Written problem ▸ Retype the whole listing below, character for character.

Input for this task ▸
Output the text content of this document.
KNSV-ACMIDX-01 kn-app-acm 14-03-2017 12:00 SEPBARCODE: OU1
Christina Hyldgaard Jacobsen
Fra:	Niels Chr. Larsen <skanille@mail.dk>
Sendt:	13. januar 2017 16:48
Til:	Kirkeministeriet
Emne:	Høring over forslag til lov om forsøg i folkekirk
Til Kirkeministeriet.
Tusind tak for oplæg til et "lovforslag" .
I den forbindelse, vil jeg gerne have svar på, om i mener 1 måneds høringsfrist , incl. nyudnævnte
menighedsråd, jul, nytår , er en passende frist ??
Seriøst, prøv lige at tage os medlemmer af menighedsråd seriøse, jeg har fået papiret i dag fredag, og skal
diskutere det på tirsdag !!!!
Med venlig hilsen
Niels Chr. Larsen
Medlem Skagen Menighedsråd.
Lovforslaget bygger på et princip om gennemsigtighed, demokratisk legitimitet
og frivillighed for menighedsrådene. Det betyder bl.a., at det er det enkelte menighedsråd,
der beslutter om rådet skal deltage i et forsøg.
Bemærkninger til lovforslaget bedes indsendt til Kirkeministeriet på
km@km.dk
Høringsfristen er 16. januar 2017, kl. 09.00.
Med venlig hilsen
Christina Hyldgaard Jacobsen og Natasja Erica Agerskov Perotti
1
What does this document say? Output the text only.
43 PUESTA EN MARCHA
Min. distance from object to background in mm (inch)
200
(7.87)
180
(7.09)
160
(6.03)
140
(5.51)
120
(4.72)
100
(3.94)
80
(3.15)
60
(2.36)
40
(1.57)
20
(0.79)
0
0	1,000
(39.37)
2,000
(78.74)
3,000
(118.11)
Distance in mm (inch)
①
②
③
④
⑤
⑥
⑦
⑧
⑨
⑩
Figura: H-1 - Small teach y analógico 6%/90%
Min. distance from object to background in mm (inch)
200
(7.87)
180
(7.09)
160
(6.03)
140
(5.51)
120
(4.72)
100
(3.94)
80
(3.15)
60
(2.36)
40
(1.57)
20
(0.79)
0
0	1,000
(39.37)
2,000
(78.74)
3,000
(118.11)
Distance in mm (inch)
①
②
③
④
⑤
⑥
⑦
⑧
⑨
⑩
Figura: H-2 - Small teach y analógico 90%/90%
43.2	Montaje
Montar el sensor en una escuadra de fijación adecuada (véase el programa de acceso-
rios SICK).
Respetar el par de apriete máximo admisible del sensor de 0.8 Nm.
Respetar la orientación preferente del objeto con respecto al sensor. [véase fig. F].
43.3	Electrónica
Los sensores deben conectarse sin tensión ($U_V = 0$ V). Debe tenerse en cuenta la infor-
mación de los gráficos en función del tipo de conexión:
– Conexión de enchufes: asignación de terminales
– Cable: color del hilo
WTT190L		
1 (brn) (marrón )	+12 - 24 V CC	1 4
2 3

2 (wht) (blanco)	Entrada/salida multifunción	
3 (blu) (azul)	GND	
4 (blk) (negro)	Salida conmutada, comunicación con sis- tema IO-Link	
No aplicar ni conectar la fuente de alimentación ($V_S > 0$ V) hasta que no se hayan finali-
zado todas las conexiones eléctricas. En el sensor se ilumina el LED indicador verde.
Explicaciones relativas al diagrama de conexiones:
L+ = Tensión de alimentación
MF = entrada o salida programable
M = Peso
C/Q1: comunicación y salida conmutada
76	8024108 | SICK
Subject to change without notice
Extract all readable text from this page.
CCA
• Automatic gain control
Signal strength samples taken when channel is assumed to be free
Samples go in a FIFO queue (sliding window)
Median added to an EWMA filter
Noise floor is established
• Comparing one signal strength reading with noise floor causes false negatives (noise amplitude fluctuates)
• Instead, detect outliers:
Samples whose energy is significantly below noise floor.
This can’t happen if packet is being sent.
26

Expected answer ▸
Output the text content of this document.
KNSV-ACMIDX-01 kn-app-acm 14-03-2017 12:00 SEPBARCODE: OU1
Christina Hyldgaard Jacobsen
Fra:	Niels Chr. Larsen <skanille@mail.dk>
Sendt:	13. januar 2017 16:48
Til:	Kirkeministeriet
Emne:	Høring over forslag til lov om forsøg i folkekirk
Til Kirkeministeriet.
Tusind tak for oplæg til et "lovforslag" .
I den forbindelse, vil jeg gerne have svar på, om i mener 1 måneds høringsfrist , incl. nyudnævnte
menighedsråd, jul, nytår , er en passende frist ??
Seriøst, prøv lige at tage os medlemmer af menighedsråd seriøse, jeg har fået papiret i dag fredag, og skal
diskutere det på tirsdag !!!!
Med venlig hilsen
Niels Chr. Larsen
Medlem Skagen Menighedsråd.
Lovforslaget bygger på et princip om gennemsigtighed, demokratisk legitimitet
og frivillighed for menighedsrådene. Det betyder bl.a., at det er det enkelte menighedsråd,
der beslutter om rådet skal deltage i et forsøg.
Bemærkninger til lovforslaget bedes indsendt til Kirkeministeriet på
km@km.dk
Høringsfristen er 16. januar 2017, kl. 09.00.
Med venlig hilsen
Christina Hyldgaard Jacobsen og Natasja Erica Agerskov Perotti
1
What does this document say? Output the text only.
43 PUESTA EN MARCHA
Min. distance from object to background in mm (inch)
200
(7.87)
180
(7.09)
160
(6.03)
140
(5.51)
120
(4.72)
100
(3.94)
80
(3.15)
60
(2.36)
40
(1.57)
20
(0.79)
0
0	1,000
(39.37)
2,000
(78.74)
3,000
(118.11)
Distance in mm (inch)
①
②
③
④
⑤
⑥
⑦
⑧
⑨
⑩
Figura: H-1 - Small teach y analógico 6%/90%
Min. distance from object to background in mm (inch)
200
(7.87)
180
(7.09)
160
(6.03)
140
(5.51)
120
(4.72)
100
(3.94)
80
(3.15)
60
(2.36)
40
(1.57)
20
(0.79)
0
0	1,000
(39.37)
2,000
(78.74)
3,000
(118.11)
Distance in mm (inch)
①
②
③
④
⑤
⑥
⑦
⑧
⑨
⑩
Figura: H-2 - Small teach y analógico 90%/90%
43.2	Montaje
Montar el sensor en una escuadra de fijación adecuada (véase el programa de acceso-
rios SICK).
Respetar el par de apriete máximo admisible del sensor de 0.8 Nm.
Respetar la orientación preferente del objeto con respecto al sensor. [véase fig. F].
43.3	Electrónica
Los sensores deben conectarse sin tensión ($U_V = 0$ V). Debe tenerse en cuenta la infor-
mación de los gráficos en función del tipo de conexión:
– Conexión de enchufes: asignación de terminales
– Cable: color del hilo
WTT190L		
1 (brn) (marrón )	+12 - 24 V CC	1 4
2 3

2 (wht) (blanco)	Entrada/salida multifunción	
3 (blu) (azul)	GND	
4 (blk) (negro)	Salida conmutada, comunicación con sis- tema IO-Link	
No aplicar ni conectar la fuente de alimentación ($V_S > 0$ V) hasta que no se hayan finali-
zado todas las conexiones eléctricas. En el sensor se ilumina el LED indicador verde.
Explicaciones relativas al diagrama de conexiones:
L+ = Tensión de alimentación
MF = entrada o salida programable
M = Peso
C/Q1: comunicación y salida conmutada
76	8024108 | SICK
Subject to change without notice
Extract all readable text from this page.
CCA
• Automatic gain control
Signal strength samples taken when channel is assumed to be free
Samples go in a FIFO queue (sliding window)
Median added to an EWMA filter
Noise floor is established
• Comparing one signal strength reading with noise floor causes false negatives (noise amplitude fluctuates)
• Instead, detect outliers:
Samples whose energy is significantly below noise floor.
This can’t happen if packet is being sent.
26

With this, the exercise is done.